=== GIVEN INFORMATION ===

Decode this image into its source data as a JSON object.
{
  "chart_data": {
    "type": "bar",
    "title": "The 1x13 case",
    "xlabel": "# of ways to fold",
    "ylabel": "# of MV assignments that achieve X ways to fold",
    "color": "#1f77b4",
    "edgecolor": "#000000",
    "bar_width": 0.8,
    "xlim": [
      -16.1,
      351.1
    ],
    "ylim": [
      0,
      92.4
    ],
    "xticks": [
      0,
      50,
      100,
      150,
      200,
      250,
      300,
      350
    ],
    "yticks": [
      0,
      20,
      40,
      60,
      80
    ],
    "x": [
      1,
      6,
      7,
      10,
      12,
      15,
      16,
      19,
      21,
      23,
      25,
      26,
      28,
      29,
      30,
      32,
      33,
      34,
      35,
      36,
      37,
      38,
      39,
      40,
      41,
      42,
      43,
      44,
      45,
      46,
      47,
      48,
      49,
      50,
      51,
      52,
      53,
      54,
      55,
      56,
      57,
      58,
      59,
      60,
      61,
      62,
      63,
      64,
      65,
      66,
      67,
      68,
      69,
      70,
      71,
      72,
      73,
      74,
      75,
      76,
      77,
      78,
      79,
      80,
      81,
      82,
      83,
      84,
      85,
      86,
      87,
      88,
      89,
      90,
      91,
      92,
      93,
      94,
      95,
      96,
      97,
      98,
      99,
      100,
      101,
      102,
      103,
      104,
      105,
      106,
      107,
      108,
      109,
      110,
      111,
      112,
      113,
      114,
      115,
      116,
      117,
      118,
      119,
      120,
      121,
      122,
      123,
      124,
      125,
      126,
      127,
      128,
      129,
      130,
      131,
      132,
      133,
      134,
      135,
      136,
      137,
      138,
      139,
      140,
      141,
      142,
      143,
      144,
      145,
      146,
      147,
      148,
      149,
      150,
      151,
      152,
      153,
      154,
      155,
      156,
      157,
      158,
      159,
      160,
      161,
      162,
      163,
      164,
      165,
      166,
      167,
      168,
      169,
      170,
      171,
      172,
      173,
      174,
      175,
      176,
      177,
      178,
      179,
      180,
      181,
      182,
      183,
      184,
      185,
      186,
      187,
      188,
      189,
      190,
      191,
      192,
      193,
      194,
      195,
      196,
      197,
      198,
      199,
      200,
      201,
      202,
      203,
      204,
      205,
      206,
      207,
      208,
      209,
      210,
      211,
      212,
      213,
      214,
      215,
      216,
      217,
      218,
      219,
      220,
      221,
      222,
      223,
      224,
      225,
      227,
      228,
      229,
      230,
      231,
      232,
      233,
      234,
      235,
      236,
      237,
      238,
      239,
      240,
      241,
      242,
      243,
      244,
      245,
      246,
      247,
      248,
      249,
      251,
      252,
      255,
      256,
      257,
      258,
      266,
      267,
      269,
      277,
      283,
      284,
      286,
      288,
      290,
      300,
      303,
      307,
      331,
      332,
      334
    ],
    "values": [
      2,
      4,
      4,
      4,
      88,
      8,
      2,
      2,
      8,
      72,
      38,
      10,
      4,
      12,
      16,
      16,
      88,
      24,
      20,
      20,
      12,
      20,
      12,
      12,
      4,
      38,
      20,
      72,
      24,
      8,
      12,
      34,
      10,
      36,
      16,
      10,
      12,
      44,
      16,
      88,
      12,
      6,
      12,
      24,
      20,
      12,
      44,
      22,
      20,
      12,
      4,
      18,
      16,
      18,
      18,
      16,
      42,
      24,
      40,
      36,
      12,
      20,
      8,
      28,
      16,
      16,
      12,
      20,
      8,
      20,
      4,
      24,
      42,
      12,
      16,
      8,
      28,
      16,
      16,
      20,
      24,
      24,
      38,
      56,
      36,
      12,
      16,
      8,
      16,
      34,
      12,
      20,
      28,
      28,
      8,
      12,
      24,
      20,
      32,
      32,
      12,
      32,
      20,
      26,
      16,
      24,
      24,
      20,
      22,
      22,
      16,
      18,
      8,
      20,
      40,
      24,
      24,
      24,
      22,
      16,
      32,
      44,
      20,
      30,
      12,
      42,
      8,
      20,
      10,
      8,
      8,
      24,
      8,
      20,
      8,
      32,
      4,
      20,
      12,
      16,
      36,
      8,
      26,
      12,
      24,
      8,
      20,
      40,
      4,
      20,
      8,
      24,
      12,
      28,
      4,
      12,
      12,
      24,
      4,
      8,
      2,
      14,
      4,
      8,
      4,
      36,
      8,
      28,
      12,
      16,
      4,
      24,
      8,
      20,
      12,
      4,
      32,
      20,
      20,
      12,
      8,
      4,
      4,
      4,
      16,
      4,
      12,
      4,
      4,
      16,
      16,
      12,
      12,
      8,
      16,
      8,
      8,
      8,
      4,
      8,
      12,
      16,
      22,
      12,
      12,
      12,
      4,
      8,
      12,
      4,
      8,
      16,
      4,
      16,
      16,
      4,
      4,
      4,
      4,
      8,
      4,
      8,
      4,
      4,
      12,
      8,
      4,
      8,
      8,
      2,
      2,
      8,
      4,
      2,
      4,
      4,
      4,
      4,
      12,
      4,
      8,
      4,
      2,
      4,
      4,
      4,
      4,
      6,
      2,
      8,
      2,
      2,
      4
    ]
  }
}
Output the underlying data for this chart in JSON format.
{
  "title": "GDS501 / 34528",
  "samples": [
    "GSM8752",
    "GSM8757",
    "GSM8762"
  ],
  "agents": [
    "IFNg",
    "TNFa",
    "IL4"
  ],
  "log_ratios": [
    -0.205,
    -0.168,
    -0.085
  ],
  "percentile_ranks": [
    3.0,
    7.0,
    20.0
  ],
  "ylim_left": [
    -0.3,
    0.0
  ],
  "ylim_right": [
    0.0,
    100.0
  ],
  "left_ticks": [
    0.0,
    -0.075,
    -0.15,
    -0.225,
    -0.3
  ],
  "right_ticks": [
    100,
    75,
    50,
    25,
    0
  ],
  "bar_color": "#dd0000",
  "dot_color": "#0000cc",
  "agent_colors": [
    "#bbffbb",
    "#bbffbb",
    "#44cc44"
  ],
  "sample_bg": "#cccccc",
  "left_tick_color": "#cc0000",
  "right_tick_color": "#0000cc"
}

===

Quote every record above exactly.

> [RESPONSE BELOW]:
Decode this image into its source data as a JSON object.
{
  "chart_data": {
    "type": "bar",
    "title": "The 1x13 case",
    "xlabel": "# of ways to fold",
    "ylabel": "# of MV assignments that achieve X ways to fold",
    "color": "#1f77b4",
    "edgecolor": "#000000",
    "bar_width": 0.8,
    "xlim": [
      -16.1,
      351.1
    ],
    "ylim": [
      0,
      92.4
    ],
    "xticks": [
      0,
      50,
      100,
      150,
      200,
      250,
      300,
      350
    ],
    "yticks": [
      0,
      20,
      40,
      60,
      80
    ],
    "x": [
      1,
      6,
      7,
      10,
      12,
      15,
      16,
      19,
      21,
      23,
      25,
      26,
      28,
      29,
      30,
      32,
      33,
      34,
      35,
      36,
      37,
      38,
      39,
      40,
      41,
      42,
      43,
      44,
      45,
      46,
      47,
      48,
      49,
      50,
      51,
      52,
      53,
      54,
      55,
      56,
      57,
      58,
      59,
      60,
      61,
      62,
      63,
      64,
      65,
      66,
      67,
      68,
      69,
      70,
      71,
      72,
      73,
      74,
      75,
      76,
      77,
      78,
      79,
      80,
      81,
      82,
      83,
      84,
      85,
      86,
      87,
      88,
      89,
      90,
      91,
      92,
      93,
      94,
      95,
      96,
      97,
      98,
      99,
      100,
      101,
      102,
      103,
      104,
      105,
      106,
      107,
      108,
      109,
      110,
      111,
      112,
      113,
      114,
      115,
      116,
      117,
      118,
      119,
      120,
      121,
      122,
      123,
      124,
      125,
      126,
      127,
      128,
      129,
      130,
      131,
      132,
      133,
      134,
      135,
      136,
      137,
      138,
      139,
      140,
      141,
      142,
      143,
      144,
      145,
      146,
      147,
      148,
      149,
      150,
      151,
      152,
      153,
      154,
      155,
      156,
      157,
      158,
      159,
      160,
      161,
      162,
      163,
      164,
      165,
      166,
      167,
      168,
      169,
      170,
      171,
      172,
      173,
      174,
      175,
      176,
      177,
      178,
      179,
      180,
      181,
      182,
      183,
      184,
      185,
      186,
      187,
      188,
      189,
      190,
      191,
      192,
      193,
      194,
      195,
      196,
      197,
      198,
      199,
      200,
      201,
      202,
      203,
      204,
      205,
      206,
      207,
      208,
      209,
      210,
      211,
      212,
      213,
      214,
      215,
      216,
      217,
      218,
      219,
      220,
      221,
      222,
      223,
      224,
      225,
      227,
      228,
      229,
      230,
      231,
      232,
      233,
      234,
      235,
      236,
      237,
      238,
      239,
      240,
      241,
      242,
      243,
      244,
      245,
      246,
      247,
      248,
      249,
      251,
      252,
      255,
      256,
      257,
      258,
      266,
      267,
      269,
      277,
      283,
      284,
      286,
      288,
      290,
      300,
      303,
      307,
      331,
      332,
      334
    ],
    "values": [
      2,
      4,
      4,
      4,
      88,
      8,
      2,
      2,
      8,
      72,
      38,
      10,
      4,
      12,
      16,
      16,
      88,
      24,
      20,
      20,
      12,
      20,
      12,
      12,
      4,
      38,
      20,
      72,
      24,
      8,
      12,
      34,
      10,
      36,
      16,
      10,
      12,
      44,
      16,
      88,
      12,
      6,
      12,
      24,
      20,
      12,
      44,
      22,
      20,
      12,
      4,
      18,
      16,
      18,
      18,
      16,
      42,
      24,
      40,
      36,
      12,
      20,
      8,
      28,
      16,
      16,
      12,
      20,
      8,
      20,
      4,
      24,
      42,
      12,
      16,
      8,
      28,
      16,
      16,
      20,
      24,
      24,
      38,
      56,
      36,
      12,
      16,
      8,
      16,
      34,
      12,
      20,
      28,
      28,
      8,
      12,
      24,
      20,
      32,
      32,
      12,
      32,
      20,
      26,
      16,
      24,
      24,
      20,
      22,
      22,
      16,
      18,
      8,
      20,
      40,
      24,
      24,
      24,
      22,
      16,
      32,
      44,
      20,
      30,
      12,
      42,
      8,
      20,
      10,
      8,
      8,
      24,
      8,
      20,
      8,
      32,
      4,
      20,
      12,
      16,
      36,
      8,
      26,
      12,
      24,
      8,
      20,
      40,
      4,
      20,
      8,
      24,
      12,
      28,
      4,
      12,
      12,
      24,
      4,
      8,
      2,
      14,
      4,
      8,
      4,
      36,
      8,
      28,
      12,
      16,
      4,
      24,
      8,
      20,
      12,
      4,
      32,
      20,
      20,
      12,
      8,
      4,
      4,
      4,
      16,
      4,
      12,
      4,
      4,
      16,
      16,
      12,
      12,
      8,
      16,
      8,
      8,
      8,
      4,
      8,
      12,
      16,
      22,
      12,
      12,
      12,
      4,
      8,
      12,
      4,
      8,
      16,
      4,
      16,
      16,
      4,
      4,
      4,
      4,
      8,
      4,
      8,
      4,
      4,
      12,
      8,
      4,
      8,
      8,
      2,
      2,
      8,
      4,
      2,
      4,
      4,
      4,
      4,
      12,
      4,
      8,
      4,
      2,
      4,
      4,
      4,
      4,
      6,
      2,
      8,
      2,
      2,
      4
    ]
  }
}
Output the underlying data for this chart in JSON format.
{
  "title": "GDS501 / 34528",
  "samples": [
    "GSM8752",
    "GSM8757",
    "GSM8762"
  ],
  "agents": [
    "IFNg",
    "TNFa",
    "IL4"
  ],
  "log_ratios": [
    -0.205,
    -0.168,
    -0.085
  ],
  "percentile_ranks": [
    3.0,
    7.0,
    20.0
  ],
  "ylim_left": [
    -0.3,
    0.0
  ],
  "ylim_right": [
    0.0,
    100.0
  ],
  "left_ticks": [
    0.0,
    -0.075,
    -0.15,
    -0.225,
    -0.3
  ],
  "right_ticks": [
    100,
    75,
    50,
    25,
    0
  ],
  "bar_color": "#dd0000",
  "dot_color": "#0000cc",
  "agent_colors": [
    "#bbffbb",
    "#bbffbb",
    "#44cc44"
  ],
  "sample_bg": "#cccccc",
  "left_tick_color": "#cc0000",
  "right_tick_color": "#0000cc"
}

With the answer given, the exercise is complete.